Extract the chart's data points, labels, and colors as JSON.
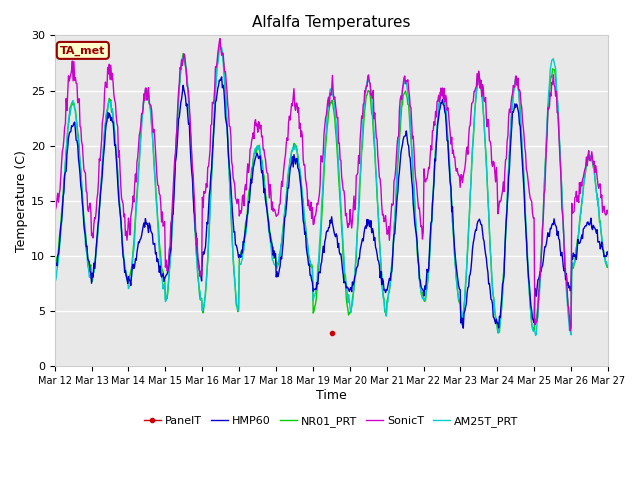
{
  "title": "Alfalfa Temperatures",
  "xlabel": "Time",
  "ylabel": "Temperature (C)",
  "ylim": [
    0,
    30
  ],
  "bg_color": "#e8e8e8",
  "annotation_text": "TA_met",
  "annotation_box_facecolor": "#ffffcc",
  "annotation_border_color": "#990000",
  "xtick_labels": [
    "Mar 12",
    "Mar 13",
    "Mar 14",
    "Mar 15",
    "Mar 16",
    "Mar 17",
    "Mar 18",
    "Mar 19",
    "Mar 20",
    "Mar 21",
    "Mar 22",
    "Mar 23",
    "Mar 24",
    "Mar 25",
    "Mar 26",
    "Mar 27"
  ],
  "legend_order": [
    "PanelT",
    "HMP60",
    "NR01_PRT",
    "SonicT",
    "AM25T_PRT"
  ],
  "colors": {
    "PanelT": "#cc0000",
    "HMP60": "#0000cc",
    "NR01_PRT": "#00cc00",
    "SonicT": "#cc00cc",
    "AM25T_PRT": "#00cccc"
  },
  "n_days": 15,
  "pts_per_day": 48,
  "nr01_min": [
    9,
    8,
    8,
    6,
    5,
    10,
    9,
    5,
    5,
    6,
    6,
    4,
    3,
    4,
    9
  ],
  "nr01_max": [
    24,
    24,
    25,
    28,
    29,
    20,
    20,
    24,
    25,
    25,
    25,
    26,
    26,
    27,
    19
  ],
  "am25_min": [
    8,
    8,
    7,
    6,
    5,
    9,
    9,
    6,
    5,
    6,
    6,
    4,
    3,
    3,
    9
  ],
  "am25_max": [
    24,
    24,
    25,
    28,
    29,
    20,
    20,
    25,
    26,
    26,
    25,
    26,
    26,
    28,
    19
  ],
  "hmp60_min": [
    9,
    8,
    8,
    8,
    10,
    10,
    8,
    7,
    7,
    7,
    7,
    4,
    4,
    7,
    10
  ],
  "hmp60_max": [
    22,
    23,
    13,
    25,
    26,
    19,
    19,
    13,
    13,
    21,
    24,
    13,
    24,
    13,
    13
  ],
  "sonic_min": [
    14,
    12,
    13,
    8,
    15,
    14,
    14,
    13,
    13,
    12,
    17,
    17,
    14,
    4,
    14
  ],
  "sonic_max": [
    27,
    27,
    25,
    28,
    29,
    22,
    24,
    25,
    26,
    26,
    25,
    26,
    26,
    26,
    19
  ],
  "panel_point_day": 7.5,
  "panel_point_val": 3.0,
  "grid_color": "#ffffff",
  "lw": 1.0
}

## EXERCISE DETAILS
Find every line in the records above that holds the word "colors", and copy each one.

## EXERCISE OUTPUT
Extract the chart's data points, labels, and colors as JSON.
  "colors": {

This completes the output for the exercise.